Leaving out every picture, quote the data below exactly as it appears.

■ Excerpt from a dataset
***
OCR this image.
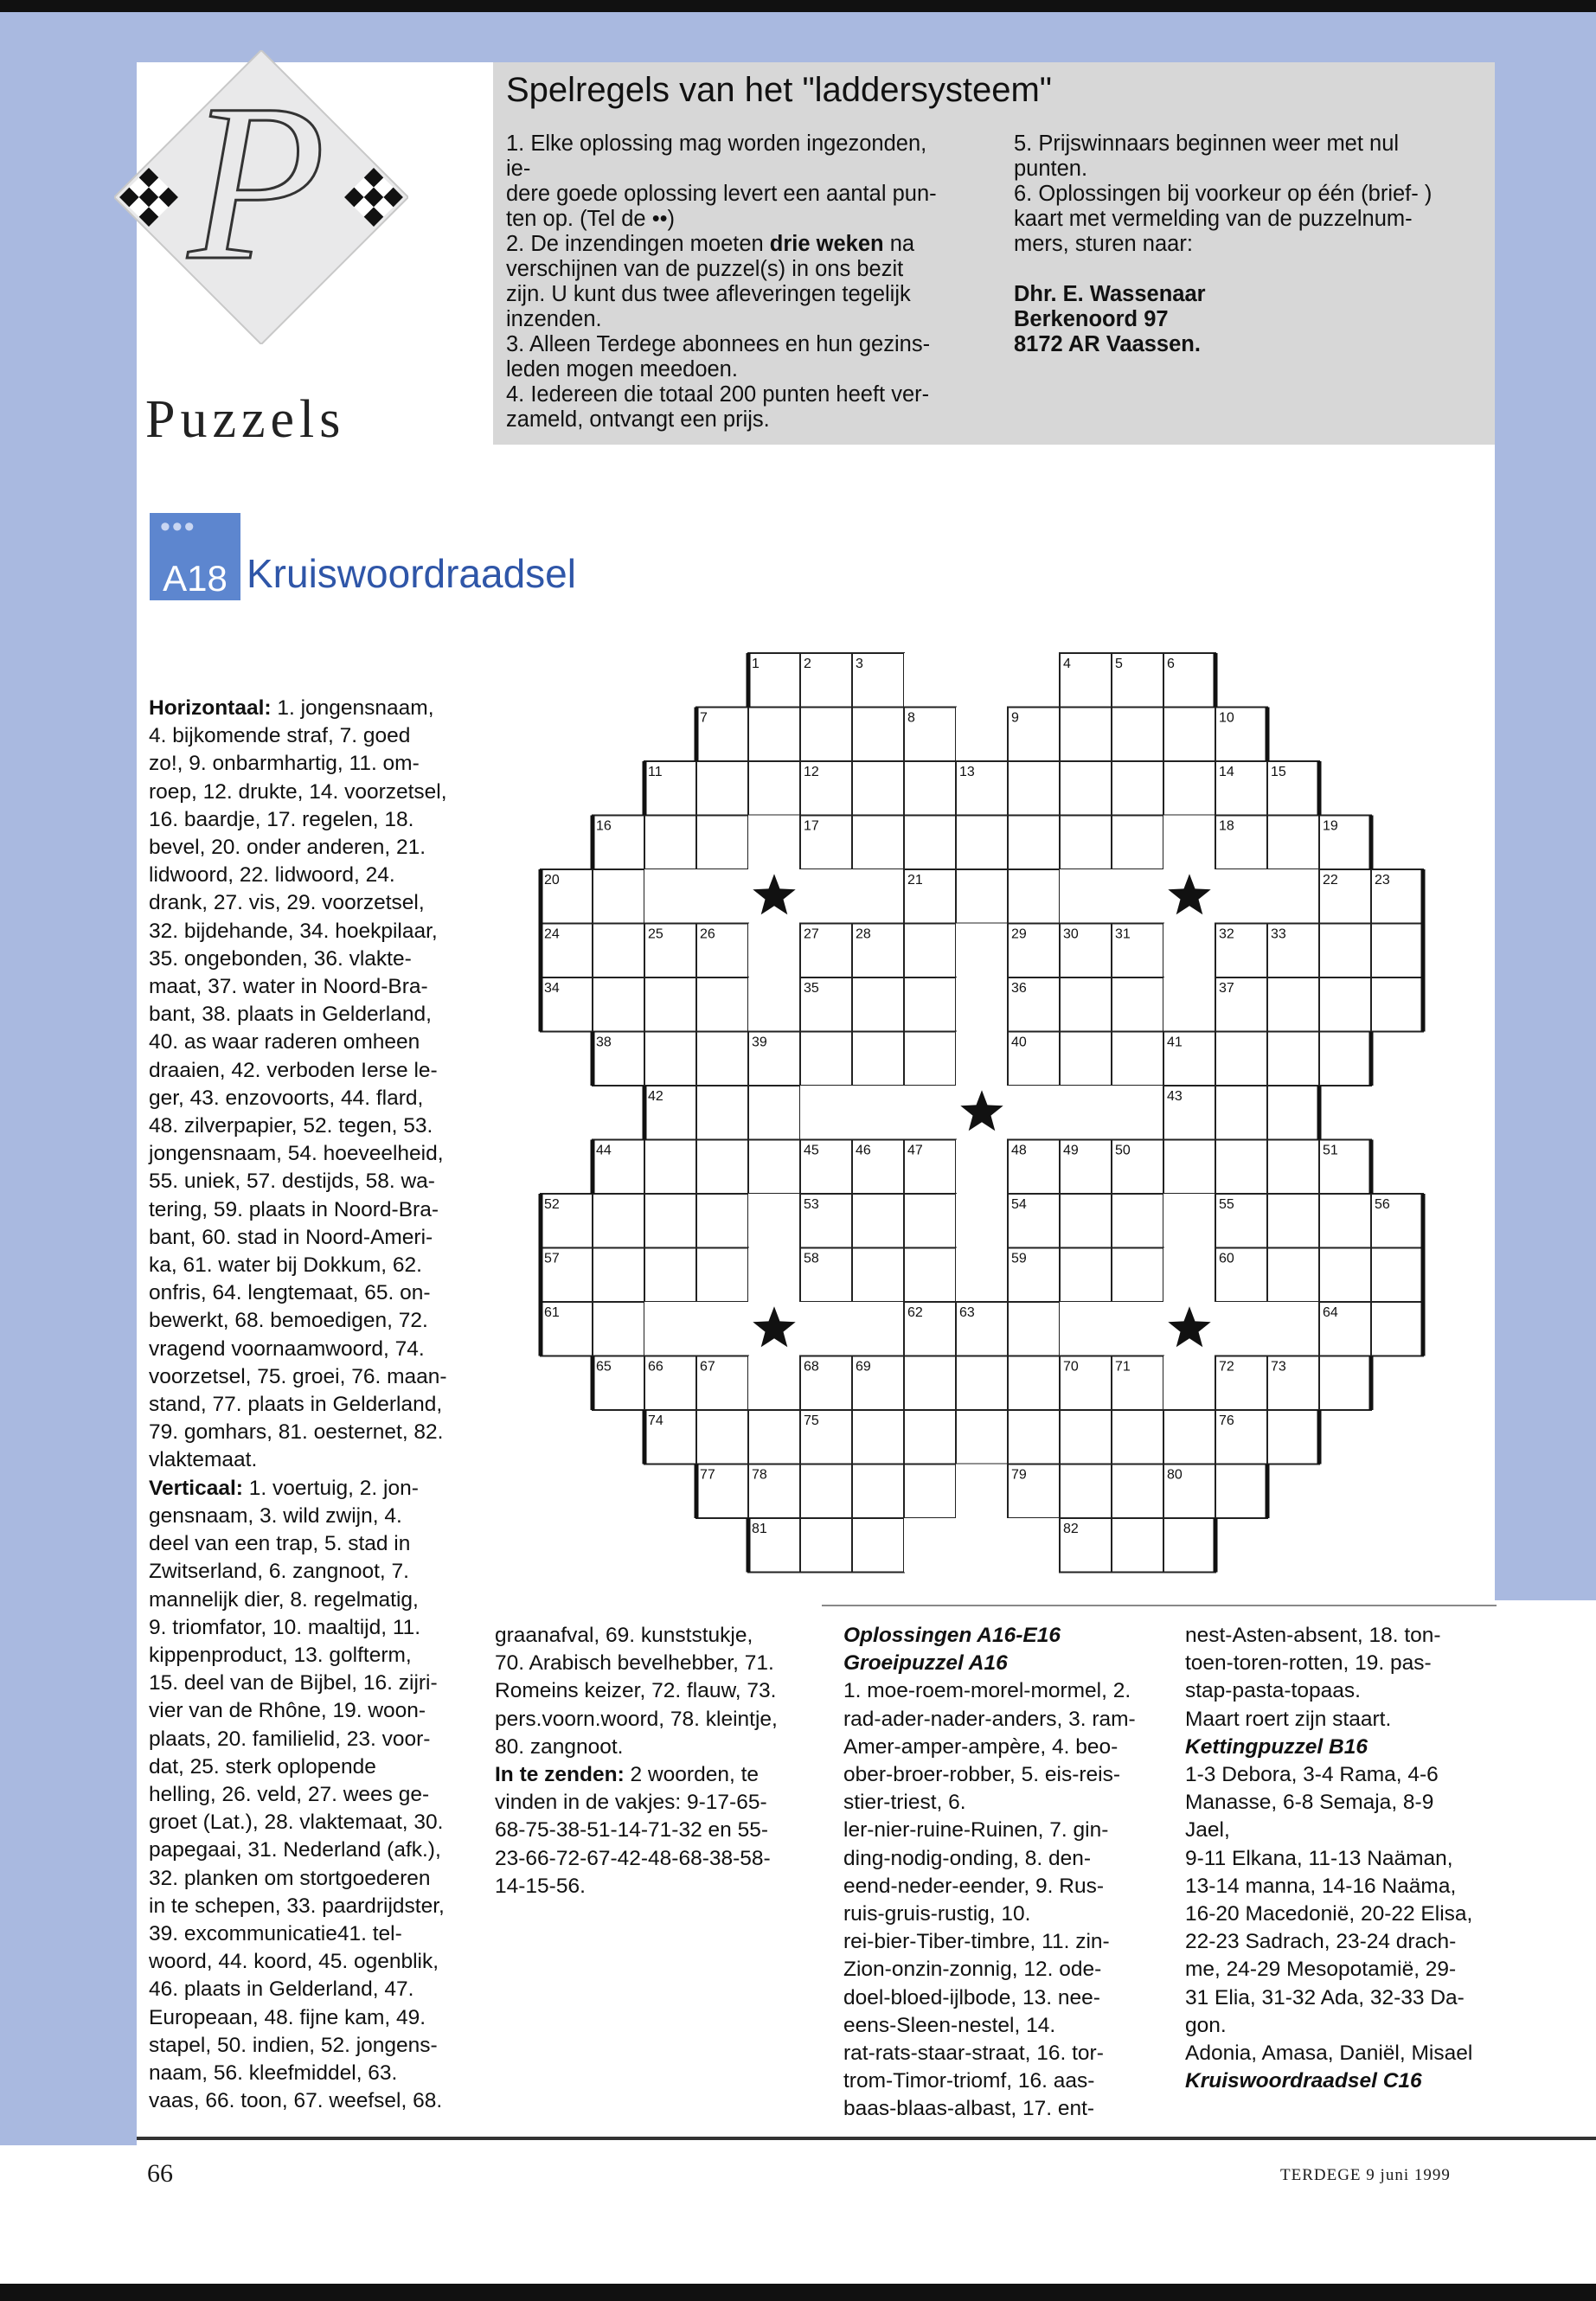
P
Puzzels
Spelregels van het "laddersysteem"
1. Elke oplossing mag worden ingezonden, ie-
dere goede oplossing levert een aantal pun-
ten op. (Tel de ••)
2. De inzendingen moeten drie weken na
verschijnen van de puzzel(s) in ons bezit
zijn. U kunt dus twee afleveringen tegelijk
inzenden.
3. Alleen Terdege abonnees en hun gezins-
leden mogen meedoen.
4. Iedereen die totaal 200 punten heeft ver-
zameld, ontvangt een prijs.
5. Prijswinnaars beginnen weer met nul
punten.
6. Oplossingen bij voorkeur op één (brief- )
kaart met vermelding van de puzzelnum-
mers, sturen naar:
Dhr. E. Wassenaar
Berkenoord 97
8172 AR Vaassen.
•••
A18 Kruiswoordraadsel
1	2	3	4	5	6
7	8	9	10
11	12	13	14	15
16	17	18	19
20	21	22	23
24	25	26	27	28	29	30	31	32	33
34	35	36	37
38	39	40	41
42	43
44	45	46	47	48	49	50	51
52	53	54	55	56
57	58	59	60
61	62	63	64
65	66	67	68	69	70	71	72	73
74	75	76
77	78	79	80
81	82
Horizontaal: 1. jongensnaam,
4. bijkomende straf, 7. goed
zo!, 9. onbarmhartig, 11. om-
roep, 12. drukte, 14. voorzetsel,
16. baardje, 17. regelen, 18.
bevel, 20. onder anderen, 21.
lidwoord, 22. lidwoord, 24.
drank, 27. vis, 29. voorzetsel,
32. bijdehande, 34. hoekpilaar,
35. ongebonden, 36. vlakte-
maat, 37. water in Noord-Bra-
bant, 38. plaats in Gelderland,
40. as waar raderen omheen
draaien, 42. verboden Ierse le-
ger, 43. enzovoorts, 44. flard,
48. zilverpapier, 52. tegen, 53.
jongensnaam, 54. hoeveelheid,
55. uniek, 57. destijds, 58. wa-
tering, 59. plaats in Noord-Bra-
bant, 60. stad in Noord-Ameri-
ka, 61. water bij Dokkum, 62.
onfris, 64. lengtemaat, 65. on-
bewerkt, 68. bemoedigen, 72.
vragend voornaamwoord, 74.
voorzetsel, 75. groei, 76. maan-
stand, 77. plaats in Gelderland,
79. gomhars, 81. oesternet, 82.
vlaktemaat.
Verticaal: 1. voertuig, 2. jon-
gensnaam, 3. wild zwijn, 4.
deel van een trap, 5. stad in
Zwitserland, 6. zangnoot, 7.
mannelijk dier, 8. regelmatig,
9. triomfator, 10. maaltijd, 11.
kippenproduct, 13. golfterm,
15. deel van de Bijbel, 16. zijri-
vier van de Rhône, 19. woon-
plaats, 20. familielid, 23. voor-
dat, 25. sterk oplopende
helling, 26. veld, 27. wees ge-
groet (Lat.), 28. vlaktemaat, 30.
papegaai, 31. Nederland (afk.),
32. planken om stortgoederen
in te schepen, 33. paardrijdster,
39. excommunicatie41. tel-
woord, 44. koord, 45. ogenblik,
46. plaats in Gelderland, 47.
Europeaan, 48. fijne kam, 49.
stapel, 50. indien, 52. jongens-
naam, 56. kleefmiddel, 63.
vaas, 66. toon, 67. weefsel, 68.
graanafval, 69. kunststukje,
70. Arabisch bevelhebber, 71.
Romeins keizer, 72. flauw, 73.
pers.voorn.woord, 78. kleintje,
80. zangnoot.
In te zenden: 2 woorden, te
vinden in de vakjes: 9-17-65-
68-75-38-51-14-71-32 en 55-
23-66-72-67-42-48-68-38-58-
14-15-56.
Oplossingen A16-E16
Groeipuzzel A16
1. moe-roem-morel-mormel, 2.
rad-ader-nader-anders, 3. ram-
Amer-amper-ampère, 4. beo-
ober-broer-robber, 5. eis-reis-
stier-triest, 6.
ler-nier-ruine-Ruinen, 7. gin-
ding-nodig-onding, 8. den-
eend-neder-eender, 9. Rus-
ruis-gruis-rustig, 10.
rei-bier-Tiber-timbre, 11. zin-
Zion-onzin-zonnig, 12. ode-
doel-bloed-ijlbode, 13. nee-
eens-Sleen-nestel, 14.
rat-rats-staar-straat, 16. tor-
trom-Timor-triomf, 16. aas-
baas-blaas-albast, 17. ent-
nest-Asten-absent, 18. ton-
toen-toren-rotten, 19. pas-
stap-pasta-topaas.
Maart roert zijn staart.
Kettingpuzzel B16
1-3 Debora, 3-4 Rama, 4-6
Manasse, 6-8 Semaja, 8-9 Jael,
9-11 Elkana, 11-13 Naäman,
13-14 manna, 14-16 Naäma,
16-20 Macedonië, 20-22 Elisa,
22-23 Sadrach, 23-24 drach-
me, 24-29 Mesopotamië, 29-
31 Elia, 31-32 Ada, 32-33 Da-
gon.
Adonia, Amasa, Daniël, Misael
Kruiswoordraadsel C16
66	TERDEGE 9 juni 1999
***
■ Output of the exercise
OCR this image.
P
Puzzels
Spelregels van het "laddersysteem"
1. Elke oplossing mag worden ingezonden, ie-
dere goede oplossing levert een aantal pun-
ten op. (Tel de ••)
2. De inzendingen moeten drie weken na
verschijnen van de puzzel(s) in ons bezit
zijn. U kunt dus twee afleveringen tegelijk
inzenden.
3. Alleen Terdege abonnees en hun gezins-
leden mogen meedoen.
4. Iedereen die totaal 200 punten heeft ver-
zameld, ontvangt een prijs.
5. Prijswinnaars beginnen weer met nul
punten.
6. Oplossingen bij voorkeur op één (brief- )
kaart met vermelding van de puzzelnum-
mers, sturen naar:
Dhr. E. Wassenaar
Berkenoord 97
8172 AR Vaassen.
•••
A18 Kruiswoordraadsel
1	2	3	4	5	6
7	8	9	10
11	12	13	14	15
16	17	18	19
20	21	22	23
24	25	26	27	28	29	30	31	32	33
34	35	36	37
38	39	40	41
42	43
44	45	46	47	48	49	50	51
52	53	54	55	56
57	58	59	60
61	62	63	64
65	66	67	68	69	70	71	72	73
74	75	76
77	78	79	80
81	82
Horizontaal: 1. jongensnaam,
4. bijkomende straf, 7. goed
zo!, 9. onbarmhartig, 11. om-
roep, 12. drukte, 14. voorzetsel,
16. baardje, 17. regelen, 18.
bevel, 20. onder anderen, 21.
lidwoord, 22. lidwoord, 24.
drank, 27. vis, 29. voorzetsel,
32. bijdehande, 34. hoekpilaar,
35. ongebonden, 36. vlakte-
maat, 37. water in Noord-Bra-
bant, 38. plaats in Gelderland,
40. as waar raderen omheen
draaien, 42. verboden Ierse le-
ger, 43. enzovoorts, 44. flard,
48. zilverpapier, 52. tegen, 53.
jongensnaam, 54. hoeveelheid,
55. uniek, 57. destijds, 58. wa-
tering, 59. plaats in Noord-Bra-
bant, 60. stad in Noord-Ameri-
ka, 61. water bij Dokkum, 62.
onfris, 64. lengtemaat, 65. on-
bewerkt, 68. bemoedigen, 72.
vragend voornaamwoord, 74.
voorzetsel, 75. groei, 76. maan-
stand, 77. plaats in Gelderland,
79. gomhars, 81. oesternet, 82.
vlaktemaat.
Verticaal: 1. voertuig, 2. jon-
gensnaam, 3. wild zwijn, 4.
deel van een trap, 5. stad in
Zwitserland, 6. zangnoot, 7.
mannelijk dier, 8. regelmatig,
9. triomfator, 10. maaltijd, 11.
kippenproduct, 13. golfterm,
15. deel van de Bijbel, 16. zijri-
vier van de Rhône, 19. woon-
plaats, 20. familielid, 23. voor-
dat, 25. sterk oplopende
helling, 26. veld, 27. wees ge-
groet (Lat.), 28. vlaktemaat, 30.
papegaai, 31. Nederland (afk.),
32. planken om stortgoederen
in te schepen, 33. paardrijdster,
39. excommunicatie41. tel-
woord, 44. koord, 45. ogenblik,
46. plaats in Gelderland, 47.
Europeaan, 48. fijne kam, 49.
stapel, 50. indien, 52. jongens-
naam, 56. kleefmiddel, 63.
vaas, 66. toon, 67. weefsel, 68.
graanafval, 69. kunststukje,
70. Arabisch bevelhebber, 71.
Romeins keizer, 72. flauw, 73.
pers.voorn.woord, 78. kleintje,
80. zangnoot.
In te zenden: 2 woorden, te
vinden in de vakjes: 9-17-65-
68-75-38-51-14-71-32 en 55-
23-66-72-67-42-48-68-38-58-
14-15-56.
Oplossingen A16-E16
Groeipuzzel A16
1. moe-roem-morel-mormel, 2.
rad-ader-nader-anders, 3. ram-
Amer-amper-ampère, 4. beo-
ober-broer-robber, 5. eis-reis-
stier-triest, 6.
ler-nier-ruine-Ruinen, 7. gin-
ding-nodig-onding, 8. den-
eend-neder-eender, 9. Rus-
ruis-gruis-rustig, 10.
rei-bier-Tiber-timbre, 11. zin-
Zion-onzin-zonnig, 12. ode-
doel-bloed-ijlbode, 13. nee-
eens-Sleen-nestel, 14.
rat-rats-staar-straat, 16. tor-
trom-Timor-triomf, 16. aas-
baas-blaas-albast, 17. ent-
nest-Asten-absent, 18. ton-
toen-toren-rotten, 19. pas-
stap-pasta-topaas.
Maart roert zijn staart.
Kettingpuzzel B16
1-3 Debora, 3-4 Rama, 4-6
Manasse, 6-8 Semaja, 8-9 Jael,
9-11 Elkana, 11-13 Naäman,
13-14 manna, 14-16 Naäma,
16-20 Macedonië, 20-22 Elisa,
22-23 Sadrach, 23-24 drach-
me, 24-29 Mesopotamië, 29-
31 Elia, 31-32 Ada, 32-33 Da-
gon.
Adonia, Amasa, Daniël, Misael
Kruiswoordraadsel C16
66	TERDEGE 9 juni 1999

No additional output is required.